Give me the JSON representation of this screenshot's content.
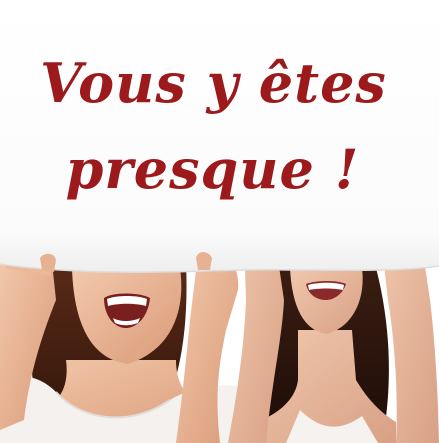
{
  "headline": {
    "line1": "Vous y  êtes",
    "line2": "presque !"
  },
  "colors": {
    "headline": "#9c1a1c",
    "background": "#ffffff"
  },
  "image": {
    "subject": "two-smiling-women-holding-paper-sign"
  }
}
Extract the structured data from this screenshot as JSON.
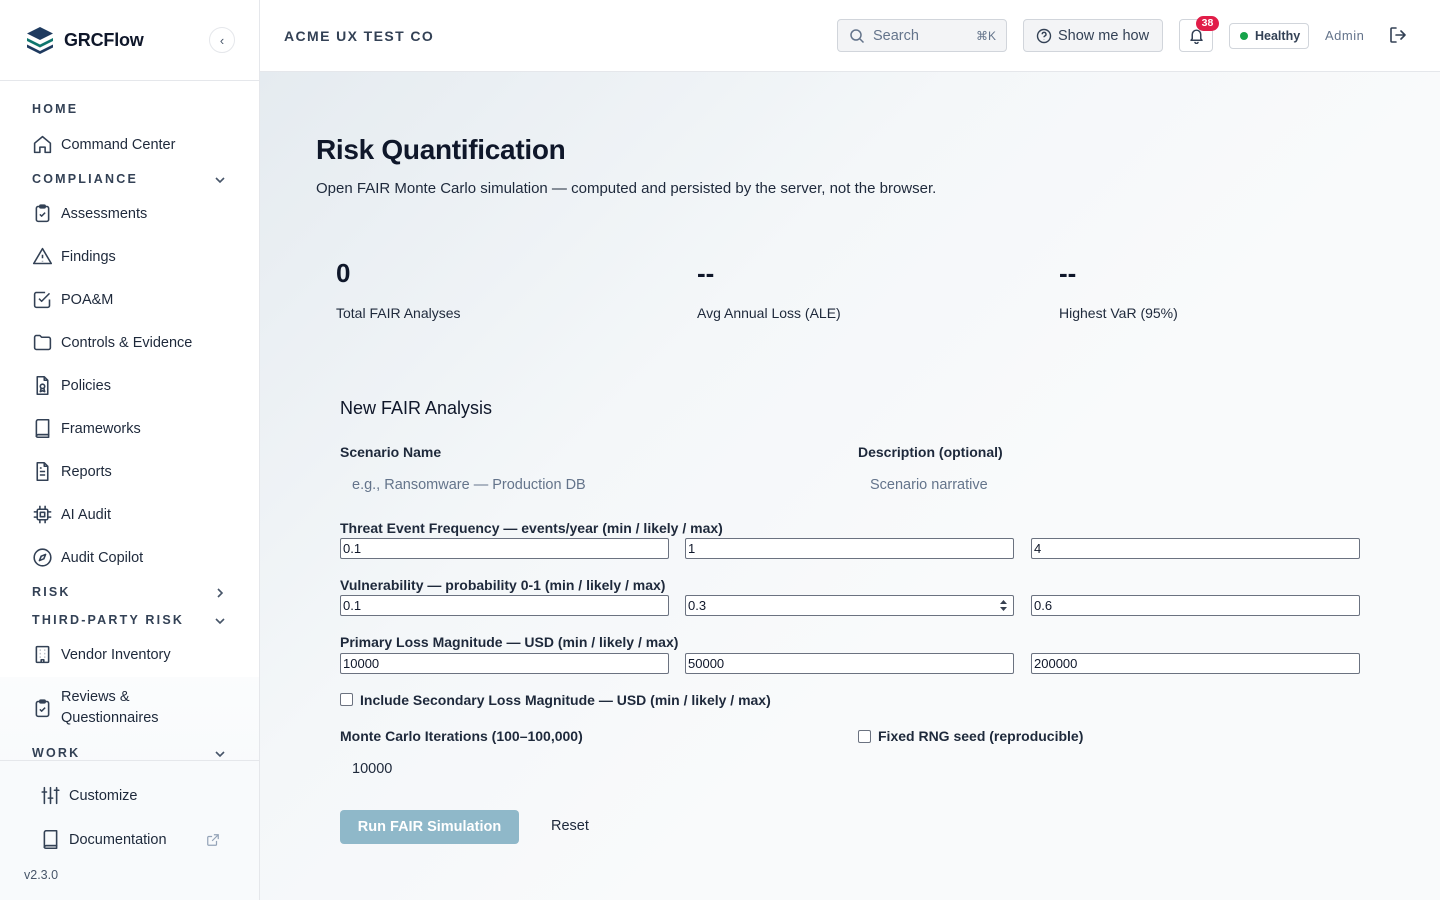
{
  "brand": {
    "name": "GRCFlow",
    "collapse_glyph": "‹"
  },
  "sidebar": {
    "sections": {
      "home": "HOME",
      "compliance": "COMPLIANCE",
      "risk": "RISK",
      "third_party": "THIRD-PARTY RISK",
      "work": "WORK"
    },
    "items": {
      "command_center": "Command Center",
      "assessments": "Assessments",
      "findings": "Findings",
      "poam": "POA&M",
      "controls": "Controls & Evidence",
      "policies": "Policies",
      "frameworks": "Frameworks",
      "reports": "Reports",
      "ai_audit": "AI Audit",
      "audit_copilot": "Audit Copilot",
      "vendor_inventory": "Vendor Inventory",
      "reviews_line1": "Reviews &",
      "reviews_line2": "Questionnaires"
    },
    "footer": {
      "customize": "Customize",
      "documentation": "Documentation",
      "version": "v2.3.0"
    }
  },
  "header": {
    "org": "ACME UX TEST CO",
    "search_placeholder": "Search",
    "search_shortcut": "⌘K",
    "show_me_how": "Show me how",
    "notifications_count": "38",
    "health": "Healthy",
    "health_color": "#16a34a",
    "user_role": "Admin"
  },
  "page": {
    "title": "Risk Quantification",
    "subtitle": "Open FAIR Monte Carlo simulation — computed and persisted by the server, not the browser."
  },
  "stats": [
    {
      "value": "0",
      "label": "Total FAIR Analyses"
    },
    {
      "value": "--",
      "label": "Avg Annual Loss (ALE)"
    },
    {
      "value": "--",
      "label": "Highest VaR (95%)"
    }
  ],
  "form": {
    "title": "New FAIR Analysis",
    "scenario_label": "Scenario Name",
    "scenario_placeholder": "e.g., Ransomware — Production DB",
    "description_label": "Description (optional)",
    "description_placeholder": "Scenario narrative",
    "tef_label": "Threat Event Frequency — events/year (min / likely / max)",
    "tef_values": [
      "0.1",
      "1",
      "4"
    ],
    "vuln_label": "Vulnerability — probability 0-1 (min / likely / max)",
    "vuln_values": [
      "0.1",
      "0.3",
      "0.6"
    ],
    "plm_label": "Primary Loss Magnitude — USD (min / likely / max)",
    "plm_values": [
      "10000",
      "50000",
      "200000"
    ],
    "secondary_label": "Include Secondary Loss Magnitude — USD (min / likely / max)",
    "iterations_label": "Monte Carlo Iterations (100–100,000)",
    "iterations_value": "10000",
    "seed_label": "Fixed RNG seed (reproducible)",
    "run_label": "Run FAIR Simulation",
    "reset_label": "Reset"
  }
}
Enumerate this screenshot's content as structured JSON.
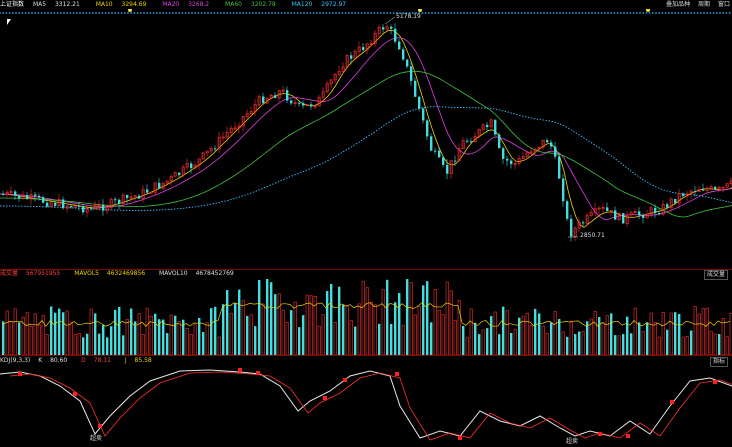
{
  "top_bar": {
    "title": "上证指数",
    "ma_items": [
      {
        "label": "MA5",
        "value": "3312.21",
        "color": "#e0e0e0"
      },
      {
        "label": "MA10",
        "value": "3294.69",
        "color": "#f0d000"
      },
      {
        "label": "MA20",
        "value": "3268.2",
        "color": "#e040e0"
      },
      {
        "label": "MA60",
        "value": "3202.78",
        "color": "#40c040"
      },
      {
        "label": "MA120",
        "value": "2972.97",
        "color": "#40c0ff"
      }
    ],
    "right_buttons": [
      "叠加品种",
      "周期",
      "窗口"
    ]
  },
  "candles": {
    "high_label": "5178.19",
    "low_label": "2850.71"
  },
  "volume_panel": {
    "items": [
      {
        "label": "成交量",
        "value": "567951955",
        "color": "#ff4040"
      },
      {
        "label": "MAVOL5",
        "value": "4632469856",
        "color": "#f0d000"
      },
      {
        "label": "MAVOL10",
        "value": "4678452769",
        "color": "#e0e0e0"
      }
    ],
    "right_button": "成交量"
  },
  "kdj_panel": {
    "items": [
      {
        "label": "KDJ(9,3,3)",
        "value": "",
        "color": "#ddd"
      },
      {
        "label": "K",
        "value": "80.60",
        "color": "#e0e0e0"
      },
      {
        "label": "D",
        "value": "78.11",
        "color": "#ff4040"
      },
      {
        "label": "J",
        "value": "85.58",
        "color": "#f0d000"
      }
    ],
    "right_button": "指标",
    "ann_low1": "超卖",
    "ann_low2": "超卖"
  },
  "colors": {
    "up": "#ff3030",
    "down": "#40e0e0",
    "bg": "#000000",
    "grid": "#7a0000"
  }
}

(Task brief):
Pick out lines containing the word "Monte", each one as written.

(Answer below):
    "subtitle": "Open FAIR Monte Carlo simulation — computed and persisted by the server, not the browser."
    "iterations_label": "Monte Carlo Iterations (100–100,000)",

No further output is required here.